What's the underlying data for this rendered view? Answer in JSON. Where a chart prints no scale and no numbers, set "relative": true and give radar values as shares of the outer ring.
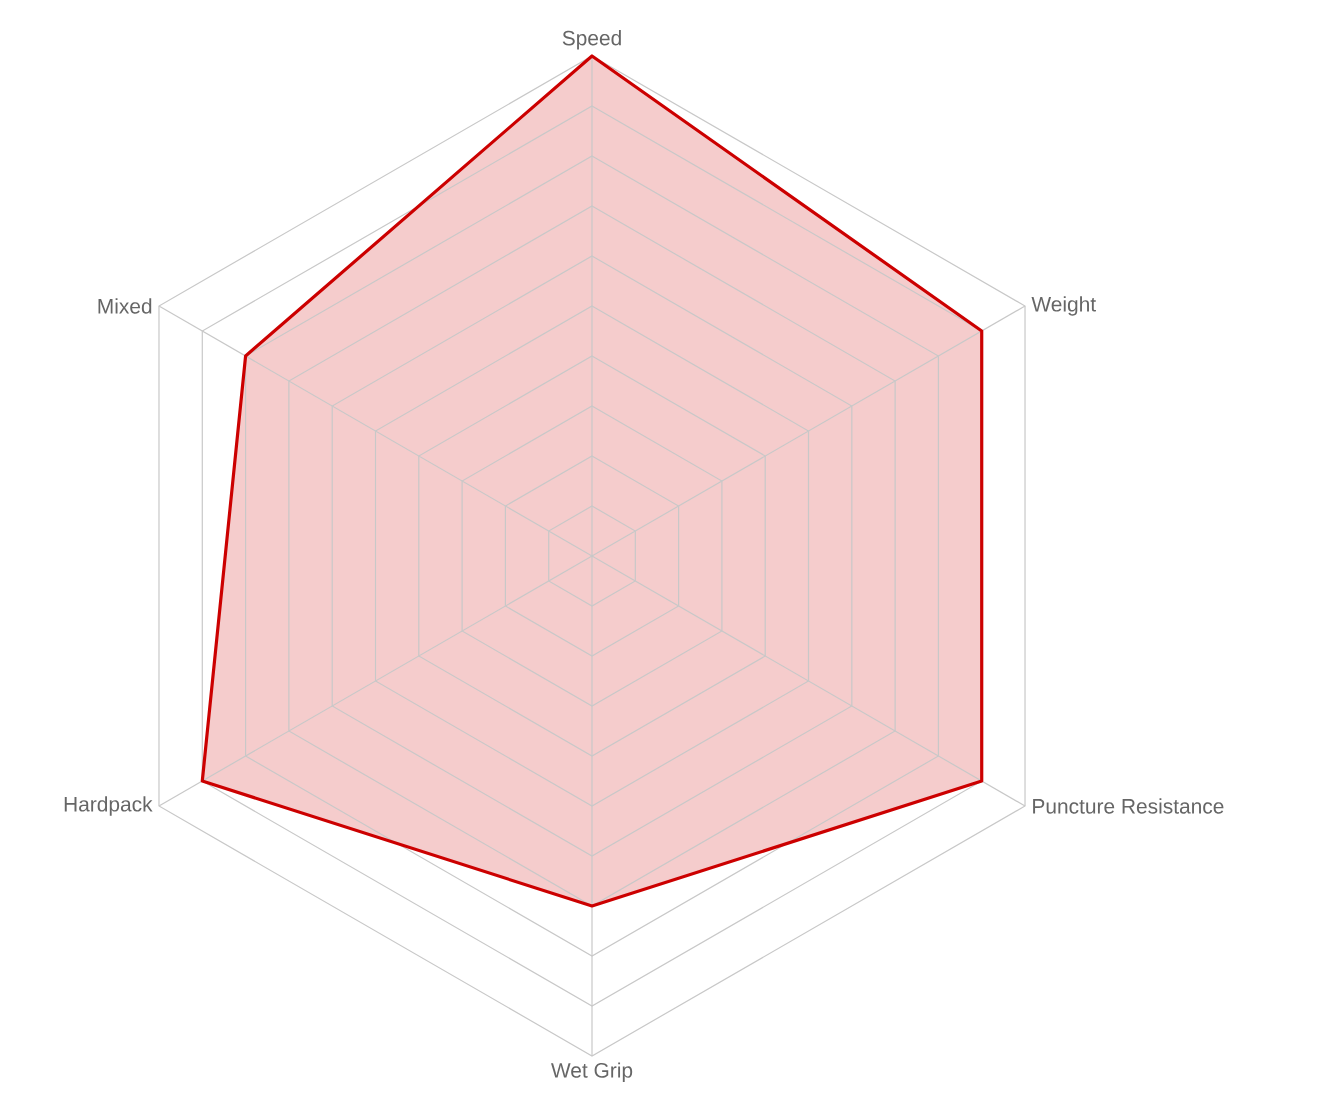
{
  "chart_data": {
    "type": "radar",
    "relative": true,
    "grid": true,
    "categories": [
      "Speed",
      "Weight",
      "Puncture Resistance",
      "Wet Grip",
      "Hardpack",
      "Mixed"
    ],
    "series": [
      {
        "color": "#cc0000",
        "values": [
          1.0,
          0.9,
          0.9,
          0.7,
          0.9,
          0.8
        ]
      }
    ]
  }
}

# # # # # # #

▶ [REQUIREMENTS]:
Exactly reproduce the entries above, minus the pictures.

▶ [THE COMPLETED TASK]:
What's the underlying data for this rendered view? Answer in JSON. Where a chart prints no scale and no numbers, set "relative": true and give radar values as shares of the outer ring.
{
  "chart_data": {
    "type": "radar",
    "relative": true,
    "grid": true,
    "categories": [
      "Speed",
      "Weight",
      "Puncture Resistance",
      "Wet Grip",
      "Hardpack",
      "Mixed"
    ],
    "series": [
      {
        "color": "#cc0000",
        "values": [
          1.0,
          0.9,
          0.9,
          0.7,
          0.9,
          0.8
        ]
      }
    ]
  }
}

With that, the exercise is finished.